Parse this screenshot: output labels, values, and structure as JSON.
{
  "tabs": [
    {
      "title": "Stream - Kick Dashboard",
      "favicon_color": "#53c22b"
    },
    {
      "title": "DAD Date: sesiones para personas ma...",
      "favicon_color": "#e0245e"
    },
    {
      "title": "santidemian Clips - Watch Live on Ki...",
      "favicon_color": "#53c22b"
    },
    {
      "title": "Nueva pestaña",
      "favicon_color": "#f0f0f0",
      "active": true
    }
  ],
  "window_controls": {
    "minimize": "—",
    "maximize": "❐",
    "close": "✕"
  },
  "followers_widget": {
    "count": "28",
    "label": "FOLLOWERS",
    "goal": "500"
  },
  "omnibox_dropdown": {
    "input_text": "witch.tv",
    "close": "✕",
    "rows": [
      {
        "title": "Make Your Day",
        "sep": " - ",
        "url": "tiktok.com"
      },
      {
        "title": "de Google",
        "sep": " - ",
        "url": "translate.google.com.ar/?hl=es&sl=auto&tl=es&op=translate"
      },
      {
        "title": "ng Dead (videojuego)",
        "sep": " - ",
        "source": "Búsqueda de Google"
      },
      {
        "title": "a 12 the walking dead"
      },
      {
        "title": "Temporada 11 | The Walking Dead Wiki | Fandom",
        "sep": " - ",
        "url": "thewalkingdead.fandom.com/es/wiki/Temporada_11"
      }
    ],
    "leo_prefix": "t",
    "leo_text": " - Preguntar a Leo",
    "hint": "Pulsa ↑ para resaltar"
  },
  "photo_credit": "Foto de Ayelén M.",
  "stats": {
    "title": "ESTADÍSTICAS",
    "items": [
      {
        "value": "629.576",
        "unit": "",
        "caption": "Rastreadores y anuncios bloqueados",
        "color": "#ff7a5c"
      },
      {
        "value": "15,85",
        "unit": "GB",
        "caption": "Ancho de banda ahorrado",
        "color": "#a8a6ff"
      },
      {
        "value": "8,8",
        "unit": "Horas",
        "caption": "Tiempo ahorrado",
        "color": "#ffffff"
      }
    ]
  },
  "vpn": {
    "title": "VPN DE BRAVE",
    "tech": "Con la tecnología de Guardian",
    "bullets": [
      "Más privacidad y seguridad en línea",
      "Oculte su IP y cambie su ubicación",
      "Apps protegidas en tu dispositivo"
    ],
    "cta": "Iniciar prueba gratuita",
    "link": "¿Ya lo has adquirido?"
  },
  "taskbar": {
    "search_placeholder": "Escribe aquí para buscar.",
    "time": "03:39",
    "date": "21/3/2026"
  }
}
****************************************
• [TASK DIRECTIONS]: Copy all lines from the material that contain "title".

• [EXERCISE ANSWER]:
      "title": "Stream - Kick Dashboard",
      "title": "DAD Date: sesiones para personas ma...",
      "title": "santidemian Clips - Watch Live on Ki...",
      "title": "Nueva pestaña",
        "title": "Make Your Day",
        "title": "de Google",
        "title": "ng Dead (videojuego)",
        "title": "a 12 the walking dead"
        "title": "Temporada 11 | The Walking Dead Wiki | Fandom",
    "title": "ESTADÍSTICAS",
    "title": "VPN DE BRAVE",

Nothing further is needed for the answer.